_Problem requirements_: Locate each line of the material that contains "relative", then return it.

_Records for the task_:
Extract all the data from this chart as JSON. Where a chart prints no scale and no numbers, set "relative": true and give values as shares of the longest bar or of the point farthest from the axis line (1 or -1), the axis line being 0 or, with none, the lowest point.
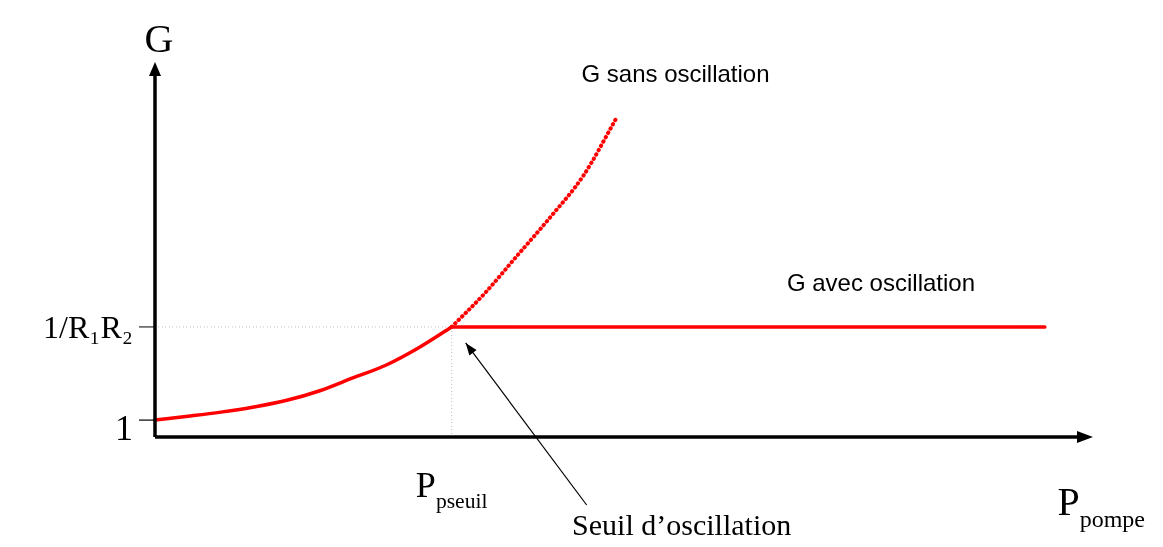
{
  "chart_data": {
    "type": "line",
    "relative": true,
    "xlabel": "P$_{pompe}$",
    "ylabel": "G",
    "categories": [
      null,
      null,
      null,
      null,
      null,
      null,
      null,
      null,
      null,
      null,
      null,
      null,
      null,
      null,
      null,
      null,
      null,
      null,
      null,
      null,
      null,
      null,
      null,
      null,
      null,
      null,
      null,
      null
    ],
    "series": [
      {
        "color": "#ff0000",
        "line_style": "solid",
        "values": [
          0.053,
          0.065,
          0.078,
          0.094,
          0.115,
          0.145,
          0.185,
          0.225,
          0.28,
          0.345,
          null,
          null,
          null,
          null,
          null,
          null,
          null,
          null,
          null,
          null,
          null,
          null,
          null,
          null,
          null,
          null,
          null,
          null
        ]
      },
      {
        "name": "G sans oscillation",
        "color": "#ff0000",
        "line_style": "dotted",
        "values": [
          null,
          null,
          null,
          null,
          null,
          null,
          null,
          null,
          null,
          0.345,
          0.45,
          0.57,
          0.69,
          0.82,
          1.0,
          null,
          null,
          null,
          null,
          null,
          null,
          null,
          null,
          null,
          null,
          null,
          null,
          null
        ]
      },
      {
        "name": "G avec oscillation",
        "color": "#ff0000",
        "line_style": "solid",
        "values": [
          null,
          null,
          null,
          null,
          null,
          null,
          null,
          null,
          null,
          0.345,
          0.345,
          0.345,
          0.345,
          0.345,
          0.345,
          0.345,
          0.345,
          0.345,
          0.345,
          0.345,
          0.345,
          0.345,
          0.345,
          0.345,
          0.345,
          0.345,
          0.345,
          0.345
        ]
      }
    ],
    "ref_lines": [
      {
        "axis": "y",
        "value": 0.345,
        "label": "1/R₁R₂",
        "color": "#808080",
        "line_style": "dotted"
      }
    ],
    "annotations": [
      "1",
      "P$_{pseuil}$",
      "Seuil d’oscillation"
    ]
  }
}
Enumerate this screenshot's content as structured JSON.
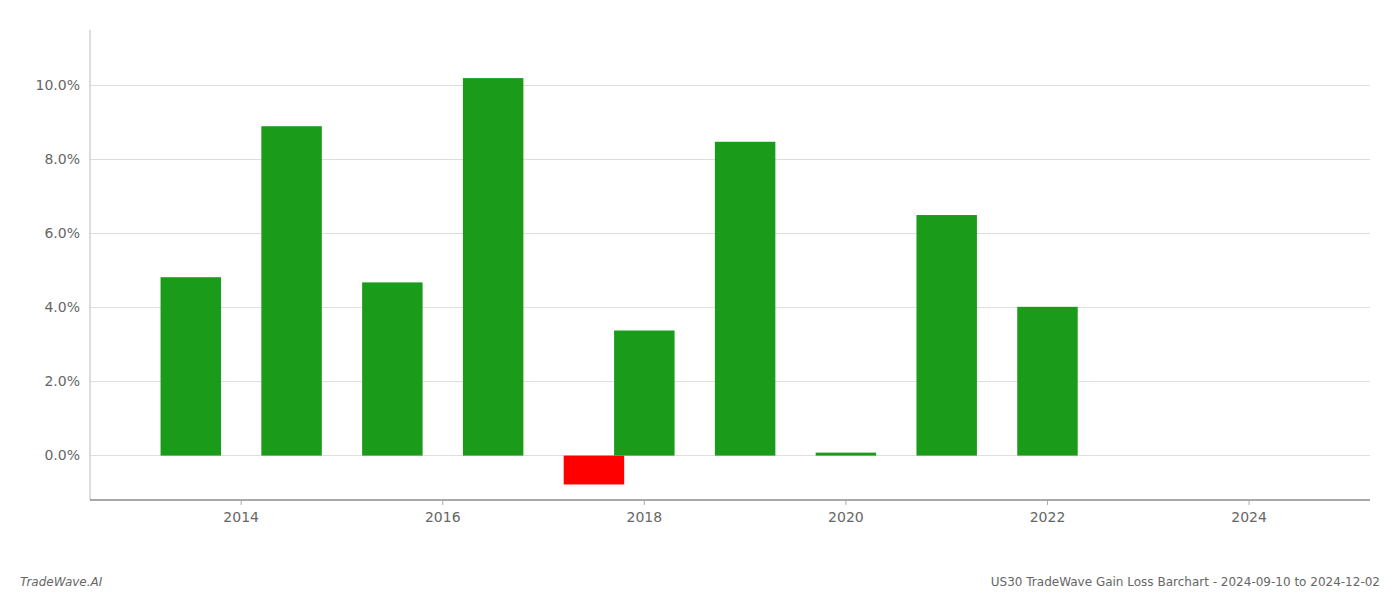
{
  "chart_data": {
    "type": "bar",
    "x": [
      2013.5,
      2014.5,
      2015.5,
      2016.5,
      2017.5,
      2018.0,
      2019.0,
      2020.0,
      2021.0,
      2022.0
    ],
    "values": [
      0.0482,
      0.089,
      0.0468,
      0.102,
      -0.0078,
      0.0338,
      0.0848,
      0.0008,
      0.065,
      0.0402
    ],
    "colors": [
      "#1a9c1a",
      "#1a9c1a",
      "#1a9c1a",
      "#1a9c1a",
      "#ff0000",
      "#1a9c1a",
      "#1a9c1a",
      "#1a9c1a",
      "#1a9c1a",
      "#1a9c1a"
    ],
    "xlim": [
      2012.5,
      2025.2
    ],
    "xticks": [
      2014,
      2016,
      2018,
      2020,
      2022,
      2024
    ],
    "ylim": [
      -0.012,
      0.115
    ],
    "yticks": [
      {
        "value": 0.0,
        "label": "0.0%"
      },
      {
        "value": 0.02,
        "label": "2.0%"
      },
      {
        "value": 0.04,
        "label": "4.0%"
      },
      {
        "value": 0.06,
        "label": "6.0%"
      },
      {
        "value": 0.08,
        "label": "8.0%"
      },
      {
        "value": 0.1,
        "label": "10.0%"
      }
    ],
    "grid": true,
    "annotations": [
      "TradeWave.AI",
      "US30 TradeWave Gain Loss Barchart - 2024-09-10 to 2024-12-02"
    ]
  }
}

_Result_:
Extract all the data from this chart as JSON. Where a chart prints no scale and no numbers, set "relative": true and give values as shares of the longest bar or of the point farthest from the axis line (1 or -1), the axis line being 0 or, with none, the lowest point.
    "relative": true,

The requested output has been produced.